Quote every line as given.

──────── Source records ────────

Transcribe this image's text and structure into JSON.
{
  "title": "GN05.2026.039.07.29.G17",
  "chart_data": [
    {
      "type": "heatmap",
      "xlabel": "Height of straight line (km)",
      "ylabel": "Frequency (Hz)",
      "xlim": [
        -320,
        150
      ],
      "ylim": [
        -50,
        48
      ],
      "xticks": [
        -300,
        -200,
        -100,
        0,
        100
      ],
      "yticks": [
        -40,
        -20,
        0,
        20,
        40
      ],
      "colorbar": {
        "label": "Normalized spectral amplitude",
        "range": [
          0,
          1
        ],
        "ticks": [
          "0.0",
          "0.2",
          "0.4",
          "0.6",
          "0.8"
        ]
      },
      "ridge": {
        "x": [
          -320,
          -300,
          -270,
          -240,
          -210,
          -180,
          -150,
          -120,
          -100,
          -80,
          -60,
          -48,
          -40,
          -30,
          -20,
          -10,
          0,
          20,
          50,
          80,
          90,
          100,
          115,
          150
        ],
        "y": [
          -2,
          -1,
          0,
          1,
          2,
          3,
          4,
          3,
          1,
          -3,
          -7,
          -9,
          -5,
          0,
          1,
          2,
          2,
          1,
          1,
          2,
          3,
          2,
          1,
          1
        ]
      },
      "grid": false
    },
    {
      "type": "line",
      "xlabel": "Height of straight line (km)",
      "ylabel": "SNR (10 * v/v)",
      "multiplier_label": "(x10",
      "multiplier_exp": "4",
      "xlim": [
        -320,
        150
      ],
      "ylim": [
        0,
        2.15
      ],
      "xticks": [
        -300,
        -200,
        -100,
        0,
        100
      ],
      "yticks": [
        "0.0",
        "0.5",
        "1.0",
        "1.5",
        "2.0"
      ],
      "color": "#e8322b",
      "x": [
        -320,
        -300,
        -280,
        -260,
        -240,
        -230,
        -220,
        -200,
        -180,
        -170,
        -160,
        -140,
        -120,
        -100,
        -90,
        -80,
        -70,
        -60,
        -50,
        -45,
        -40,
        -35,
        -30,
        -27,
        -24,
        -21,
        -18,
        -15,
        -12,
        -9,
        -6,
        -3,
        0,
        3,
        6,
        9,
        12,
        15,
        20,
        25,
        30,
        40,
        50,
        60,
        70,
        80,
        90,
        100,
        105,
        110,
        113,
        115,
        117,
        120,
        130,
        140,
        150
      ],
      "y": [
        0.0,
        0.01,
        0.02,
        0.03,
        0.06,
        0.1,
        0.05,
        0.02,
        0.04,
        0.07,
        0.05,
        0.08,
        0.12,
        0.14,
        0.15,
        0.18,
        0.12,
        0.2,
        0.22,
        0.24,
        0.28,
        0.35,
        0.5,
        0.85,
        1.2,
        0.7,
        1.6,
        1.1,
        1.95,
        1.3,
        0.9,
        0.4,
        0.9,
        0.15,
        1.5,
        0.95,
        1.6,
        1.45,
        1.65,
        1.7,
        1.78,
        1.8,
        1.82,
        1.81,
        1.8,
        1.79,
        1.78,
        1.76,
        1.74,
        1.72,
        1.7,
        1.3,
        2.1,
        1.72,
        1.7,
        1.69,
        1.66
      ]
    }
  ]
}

────────

**Answer to this task:**
Transcribe this image's text and structure into JSON.
{
  "title": "GN05.2026.039.07.29.G17",
  "chart_data": [
    {
      "type": "heatmap",
      "xlabel": "Height of straight line (km)",
      "ylabel": "Frequency (Hz)",
      "xlim": [
        -320,
        150
      ],
      "ylim": [
        -50,
        48
      ],
      "xticks": [
        -300,
        -200,
        -100,
        0,
        100
      ],
      "yticks": [
        -40,
        -20,
        0,
        20,
        40
      ],
      "colorbar": {
        "label": "Normalized spectral amplitude",
        "range": [
          0,
          1
        ],
        "ticks": [
          "0.0",
          "0.2",
          "0.4",
          "0.6",
          "0.8"
        ]
      },
      "ridge": {
        "x": [
          -320,
          -300,
          -270,
          -240,
          -210,
          -180,
          -150,
          -120,
          -100,
          -80,
          -60,
          -48,
          -40,
          -30,
          -20,
          -10,
          0,
          20,
          50,
          80,
          90,
          100,
          115,
          150
        ],
        "y": [
          -2,
          -1,
          0,
          1,
          2,
          3,
          4,
          3,
          1,
          -3,
          -7,
          -9,
          -5,
          0,
          1,
          2,
          2,
          1,
          1,
          2,
          3,
          2,
          1,
          1
        ]
      },
      "grid": false
    },
    {
      "type": "line",
      "xlabel": "Height of straight line (km)",
      "ylabel": "SNR (10 * v/v)",
      "multiplier_label": "(x10",
      "multiplier_exp": "4",
      "xlim": [
        -320,
        150
      ],
      "ylim": [
        0,
        2.15
      ],
      "xticks": [
        -300,
        -200,
        -100,
        0,
        100
      ],
      "yticks": [
        "0.0",
        "0.5",
        "1.0",
        "1.5",
        "2.0"
      ],
      "color": "#e8322b",
      "x": [
        -320,
        -300,
        -280,
        -260,
        -240,
        -230,
        -220,
        -200,
        -180,
        -170,
        -160,
        -140,
        -120,
        -100,
        -90,
        -80,
        -70,
        -60,
        -50,
        -45,
        -40,
        -35,
        -30,
        -27,
        -24,
        -21,
        -18,
        -15,
        -12,
        -9,
        -6,
        -3,
        0,
        3,
        6,
        9,
        12,
        15,
        20,
        25,
        30,
        40,
        50,
        60,
        70,
        80,
        90,
        100,
        105,
        110,
        113,
        115,
        117,
        120,
        130,
        140,
        150
      ],
      "y": [
        0.0,
        0.01,
        0.02,
        0.03,
        0.06,
        0.1,
        0.05,
        0.02,
        0.04,
        0.07,
        0.05,
        0.08,
        0.12,
        0.14,
        0.15,
        0.18,
        0.12,
        0.2,
        0.22,
        0.24,
        0.28,
        0.35,
        0.5,
        0.85,
        1.2,
        0.7,
        1.6,
        1.1,
        1.95,
        1.3,
        0.9,
        0.4,
        0.9,
        0.15,
        1.5,
        0.95,
        1.6,
        1.45,
        1.65,
        1.7,
        1.78,
        1.8,
        1.82,
        1.81,
        1.8,
        1.79,
        1.78,
        1.76,
        1.74,
        1.72,
        1.7,
        1.3,
        2.1,
        1.72,
        1.7,
        1.69,
        1.66
      ]
    }
  ]
}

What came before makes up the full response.